**Brief**
Gather the lines that hold the string "algum".

**Items from a figure collection**
•••••
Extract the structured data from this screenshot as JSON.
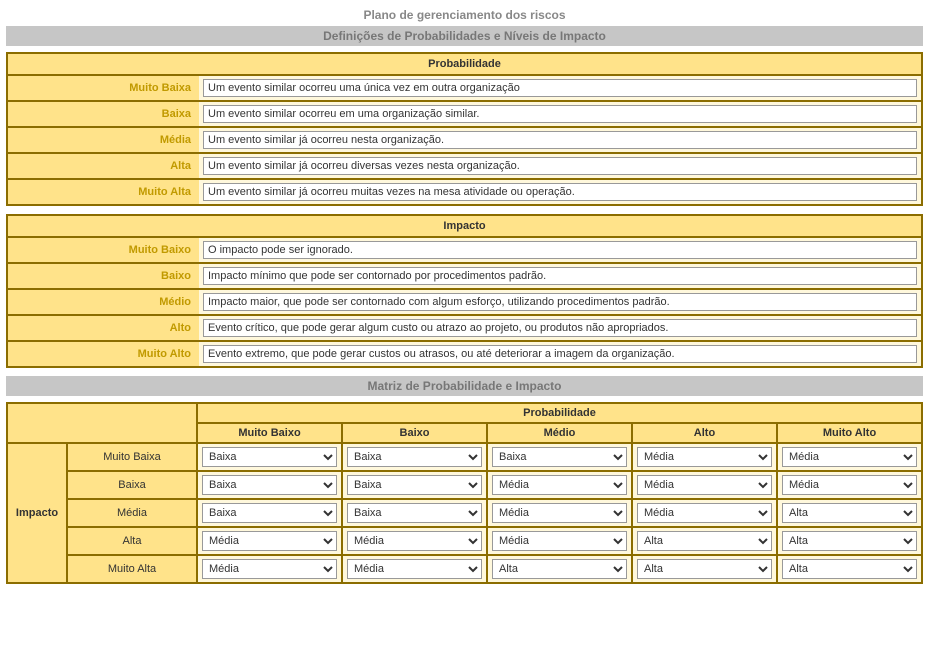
{
  "page_title": "Plano de gerenciamento dos riscos",
  "section1_title": "Definições de Probabilidades e Níveis de Impacto",
  "prob_panel_title": "Probabilidade",
  "impact_panel_title": "Impacto",
  "prob_defs": [
    {
      "label": "Muito Baixa",
      "value": "Um evento similar ocorreu uma única vez em outra organização"
    },
    {
      "label": "Baixa",
      "value": "Um evento similar ocorreu em uma organização similar."
    },
    {
      "label": "Média",
      "value": "Um evento similar já ocorreu nesta organização."
    },
    {
      "label": "Alta",
      "value": "Um evento similar já ocorreu diversas vezes nesta organização."
    },
    {
      "label": "Muito Alta",
      "value": "Um evento similar já ocorreu muitas vezes na mesa atividade ou operação."
    }
  ],
  "impact_defs": [
    {
      "label": "Muito Baixo",
      "value": "O impacto pode ser ignorado."
    },
    {
      "label": "Baixo",
      "value": "Impacto mínimo que pode ser contornado por procedimentos padrão."
    },
    {
      "label": "Médio",
      "value": "Impacto maior, que pode ser contornado com algum esforço, utilizando procedimentos padrão."
    },
    {
      "label": "Alto",
      "value": "Evento crítico, que pode gerar algum custo ou atrazo ao projeto, ou produtos não apropriados."
    },
    {
      "label": "Muito Alto",
      "value": "Evento extremo, que pode gerar custos ou atrasos, ou até deteriorar a imagem da organização."
    }
  ],
  "section2_title": "Matriz de Probabilidade e Impacto",
  "matrix": {
    "super_header": "Probabilidade",
    "row_super": "Impacto",
    "cols": [
      "Muito Baixo",
      "Baixo",
      "Médio",
      "Alto",
      "Muito Alto"
    ],
    "rows": [
      "Muito Baixa",
      "Baixa",
      "Média",
      "Alta",
      "Muito Alta"
    ],
    "options": [
      "Baixa",
      "Média",
      "Alta"
    ],
    "values": [
      [
        "Baixa",
        "Baixa",
        "Baixa",
        "Média",
        "Média"
      ],
      [
        "Baixa",
        "Baixa",
        "Média",
        "Média",
        "Média"
      ],
      [
        "Baixa",
        "Baixa",
        "Média",
        "Média",
        "Alta"
      ],
      [
        "Média",
        "Média",
        "Média",
        "Alta",
        "Alta"
      ],
      [
        "Média",
        "Média",
        "Alta",
        "Alta",
        "Alta"
      ]
    ]
  }
}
•••••
**Correct response**
      "value": "Impacto maior, que pode ser contornado com algum esforço, utilizando procedimentos padrão."
      "value": "Evento crítico, que pode gerar algum custo ou atrazo ao projeto, ou produtos não apropriados."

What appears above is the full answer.